▶ _Records supplied_:
╔══
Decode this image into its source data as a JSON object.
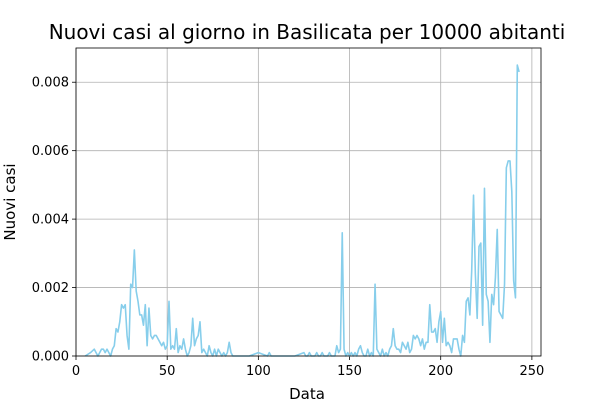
{
  "chart_data": {
    "type": "line",
    "title": "Nuovi casi al giorno in Basilicata per 10000 abitanti",
    "xlabel": "Data",
    "ylabel": "Nuovi casi",
    "xlim": [
      0,
      255
    ],
    "ylim": [
      0,
      0.009
    ],
    "xticks": [
      0,
      50,
      100,
      150,
      200,
      250
    ],
    "xtick_labels": [
      "0",
      "50",
      "100",
      "150",
      "200",
      "250"
    ],
    "yticks": [
      0,
      0.002,
      0.004,
      0.006,
      0.008
    ],
    "ytick_labels": [
      "0.000",
      "0.002",
      "0.004",
      "0.006",
      "0.008"
    ],
    "grid": true,
    "legend": false,
    "line_color": "#87ceeb",
    "series": [
      {
        "x": [
          5,
          8,
          10,
          11,
          12,
          13,
          14,
          15,
          16,
          17,
          18,
          19,
          20,
          21,
          22,
          23,
          24,
          25,
          26,
          27,
          28,
          29,
          30,
          31,
          32,
          33,
          34,
          35,
          36,
          37,
          38,
          39,
          40,
          41,
          42,
          43,
          44,
          45,
          46,
          47,
          48,
          49,
          50,
          51,
          52,
          53,
          54,
          55,
          56,
          57,
          58,
          59,
          60,
          61,
          62,
          63,
          64,
          65,
          66,
          67,
          68,
          69,
          70,
          71,
          72,
          73,
          74,
          75,
          76,
          77,
          78,
          79,
          80,
          81,
          82,
          83,
          84,
          85,
          86,
          87,
          88,
          89,
          90,
          91,
          92,
          95,
          100,
          105,
          106,
          107,
          108,
          110,
          120,
          125,
          126,
          127,
          128,
          129,
          130,
          131,
          132,
          133,
          134,
          135,
          136,
          137,
          138,
          139,
          140,
          141,
          142,
          143,
          144,
          145,
          146,
          147,
          148,
          149,
          150,
          151,
          152,
          153,
          154,
          155,
          156,
          157,
          158,
          159,
          160,
          161,
          162,
          163,
          164,
          165,
          166,
          167,
          168,
          169,
          170,
          171,
          172,
          173,
          174,
          175,
          176,
          177,
          178,
          179,
          180,
          181,
          182,
          183,
          184,
          185,
          186,
          187,
          188,
          189,
          190,
          191,
          192,
          193,
          194,
          195,
          196,
          197,
          198,
          199,
          200,
          201,
          202,
          203,
          204,
          205,
          206,
          207,
          208,
          209,
          210,
          211,
          212,
          213,
          214,
          215,
          216,
          217,
          218,
          219,
          220,
          221,
          222,
          223,
          224,
          225,
          226,
          227,
          228,
          229,
          230,
          231,
          232,
          233,
          234,
          235,
          236,
          237,
          238,
          239,
          240,
          241,
          242,
          243
        ],
        "y": [
          0,
          0.0001,
          0.0002,
          0.0001,
          0,
          0.0001,
          0.0002,
          0.0002,
          0.0001,
          0.0002,
          0.0001,
          0,
          0.0002,
          0.0003,
          0.0008,
          0.0007,
          0.001,
          0.0015,
          0.0014,
          0.0015,
          0.0006,
          0.0002,
          0.0021,
          0.002,
          0.0031,
          0.0019,
          0.0016,
          0.0012,
          0.0012,
          0.0009,
          0.0015,
          0.0003,
          0.0014,
          0.0006,
          0.0005,
          0.0006,
          0.0006,
          0.0005,
          0.0004,
          0.0003,
          0.0004,
          0.0002,
          0.0003,
          0.0016,
          0.0002,
          0.0003,
          0.0002,
          0.0008,
          0.0001,
          0.0003,
          0.0002,
          0.0005,
          0.0002,
          0,
          0.0001,
          0.0003,
          0.0011,
          0.0003,
          0.0005,
          0.0006,
          0.001,
          0.0001,
          0.0002,
          0.0001,
          0,
          0.0003,
          0.0001,
          0,
          0.0002,
          0,
          0.0002,
          0.0001,
          0,
          0.0001,
          0,
          0.0001,
          0.0004,
          0.0001,
          0,
          0,
          0,
          0,
          0,
          0,
          0,
          0,
          0.0001,
          0,
          0.0001,
          0,
          0,
          0,
          0,
          0.0001,
          0,
          0,
          0.0001,
          0,
          0,
          0,
          0.0001,
          0,
          0,
          0.0001,
          0,
          0,
          0,
          0.0001,
          0,
          0,
          0,
          0.0003,
          0.0001,
          0.0002,
          0.0036,
          0.0002,
          0,
          0.0001,
          0,
          0.0001,
          0,
          0.0001,
          0,
          0.0002,
          0.0003,
          0.0001,
          0,
          0,
          0.0002,
          0,
          0.0001,
          0,
          0.0021,
          0.0002,
          0.0001,
          0,
          0.0002,
          0,
          0.0001,
          0,
          0.0002,
          0.0003,
          0.0008,
          0.0003,
          0.0002,
          0.0002,
          0.0001,
          0.0004,
          0.0003,
          0.0002,
          0.0004,
          0.0001,
          0.0002,
          0.0006,
          0.0005,
          0.0006,
          0.0005,
          0.0003,
          0.0005,
          0.0002,
          0.0004,
          0.0004,
          0.0015,
          0.0007,
          0.0007,
          0.0008,
          0.0004,
          0.001,
          0.0013,
          0.0004,
          0.0011,
          0.0003,
          0.0004,
          0.0003,
          0.0001,
          0.0005,
          0.0005,
          0.0005,
          0.0002,
          0,
          0.0006,
          0.0004,
          0.0016,
          0.0017,
          0.0012,
          0.0025,
          0.0047,
          0.0024,
          0.0011,
          0.0032,
          0.0033,
          0.0009,
          0.0049,
          0.0018,
          0.0016,
          0.0004,
          0.0018,
          0.0015,
          0.0023,
          0.0037,
          0.0013,
          0.0012,
          0.0011,
          0.0021,
          0.0055,
          0.0057,
          0.0057,
          0.0048,
          0.0022,
          0.0017,
          0.0085,
          0.0083
        ]
      }
    ]
  }
}
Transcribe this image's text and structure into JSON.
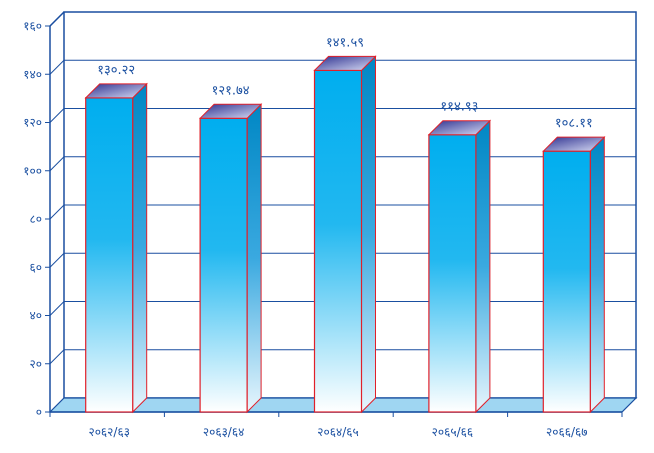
{
  "chart_data": {
    "type": "bar",
    "style": "3d-column",
    "categories": [
      "२०६२/६३",
      "२०६३/६४",
      "२०६४/६५",
      "२०६५/६६",
      "२०६६/६७"
    ],
    "values": [
      130.22,
      121.74,
      141.59,
      114.93,
      108.11
    ],
    "value_labels": [
      "१३०.२२",
      "१२१.७४",
      "१४१.५९",
      "११४.९३",
      "१०८.११"
    ],
    "ylim": [
      0,
      160
    ],
    "yticks": [
      0,
      20,
      40,
      60,
      80,
      100,
      120,
      140,
      160
    ],
    "ytick_labels": [
      "०",
      "२०",
      "४०",
      "६०",
      "८०",
      "१००",
      "१२०",
      "१४०",
      "१६०"
    ],
    "grid": true,
    "legend": "none",
    "colors": {
      "bar_top": "#00aeef",
      "bar_bottom": "#ffffff",
      "bar_outline": "#e0202a",
      "bar_side": "#0087c4",
      "bar_cap": "#3b3f9a",
      "floor": "#9fd6f2",
      "axis": "#1a4fa0",
      "grid": "#1a4fa0"
    }
  }
}
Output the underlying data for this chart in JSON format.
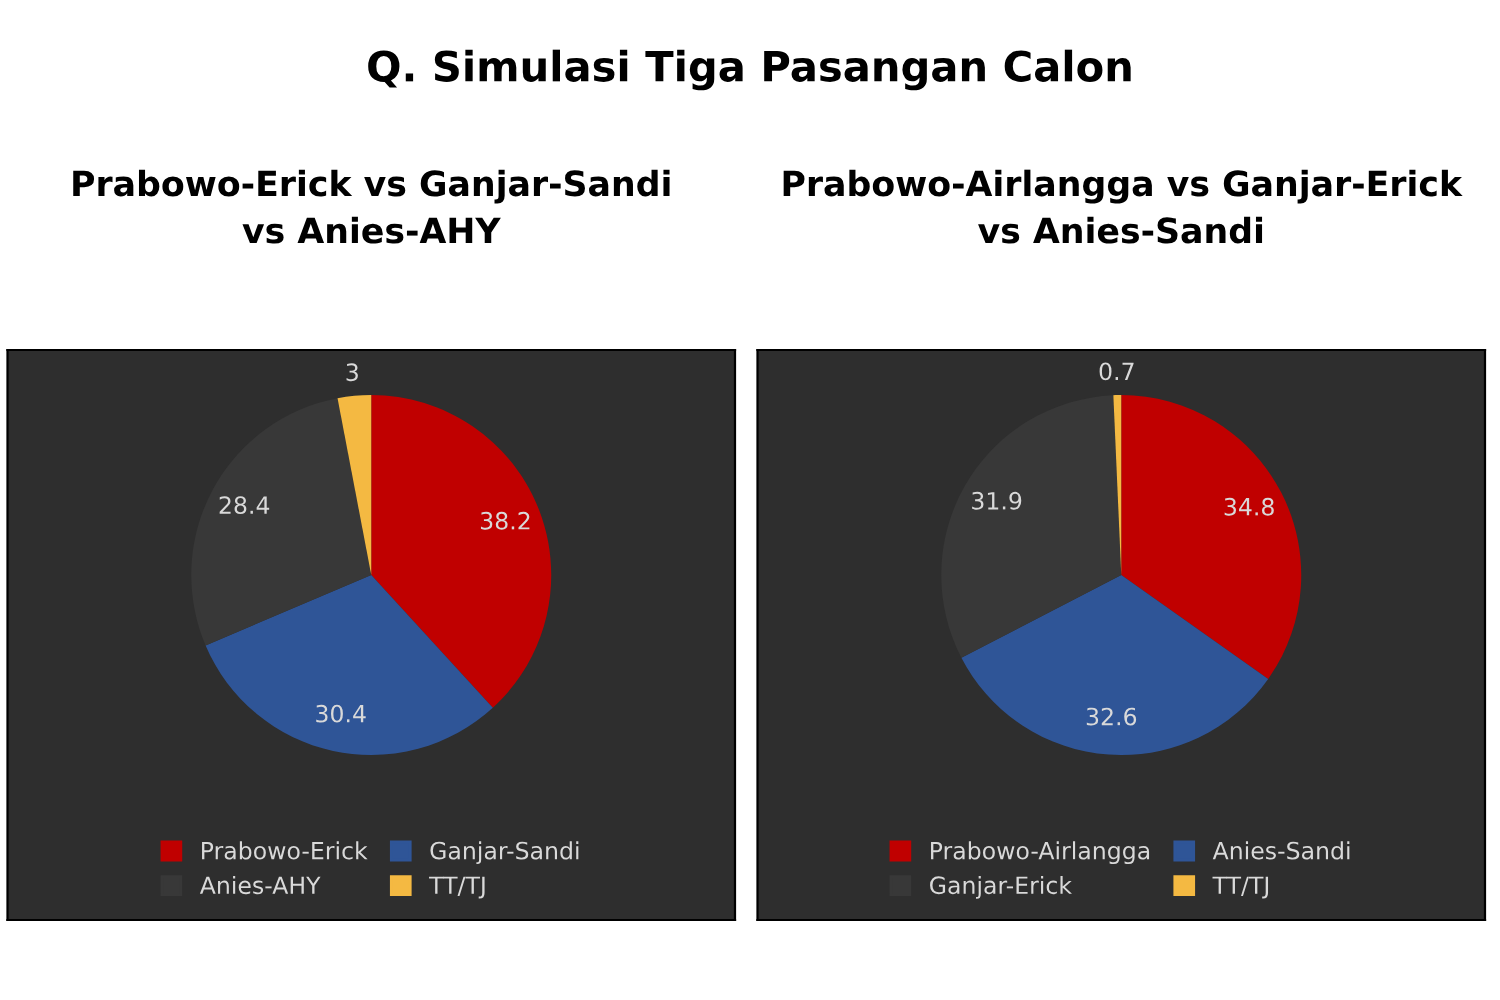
{
  "chart_data": [
    {
      "type": "pie",
      "title": "Prabowo-Erick vs Ganjar-Sandi\nvs Anies-AHY",
      "annotations": [
        "Q. Simulasi Tiga Pasangan Calon"
      ],
      "categories": [
        "Prabowo-Erick",
        "Ganjar-Sandi",
        "Anies-AHY",
        "TT/TJ"
      ],
      "values": [
        38.2,
        30.4,
        28.4,
        3
      ],
      "colors": [
        "#c00000",
        "#2f5597",
        "#383838",
        "#f4b942"
      ],
      "data_labels": true,
      "legend": "bottom"
    },
    {
      "type": "pie",
      "title": "Prabowo-Airlangga vs Ganjar-Erick\nvs Anies-Sandi",
      "categories": [
        "Prabowo-Airlangga",
        "Anies-Sandi",
        "Ganjar-Erick",
        "TT/TJ"
      ],
      "values": [
        34.8,
        32.6,
        31.9,
        0.7
      ],
      "colors": [
        "#c00000",
        "#2f5597",
        "#383838",
        "#f4b942"
      ],
      "data_labels": true,
      "legend": "bottom"
    }
  ]
}
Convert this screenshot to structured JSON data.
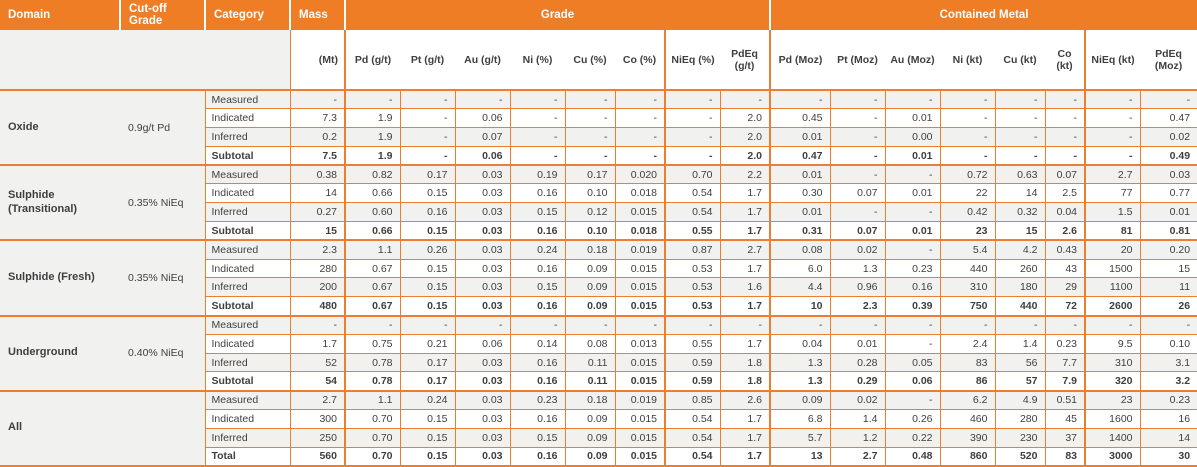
╚══
▶ _Set task_: Pull out every line above that holds the word "Erick".

▶ _Exercise answer_:
      "title": "Prabowo-Erick vs Ganjar-Sandi\nvs Anies-AHY",
        "Prabowo-Erick",
      "title": "Prabowo-Airlangga vs Ganjar-Erick\nvs Anies-Sandi",
        "Ganjar-Erick",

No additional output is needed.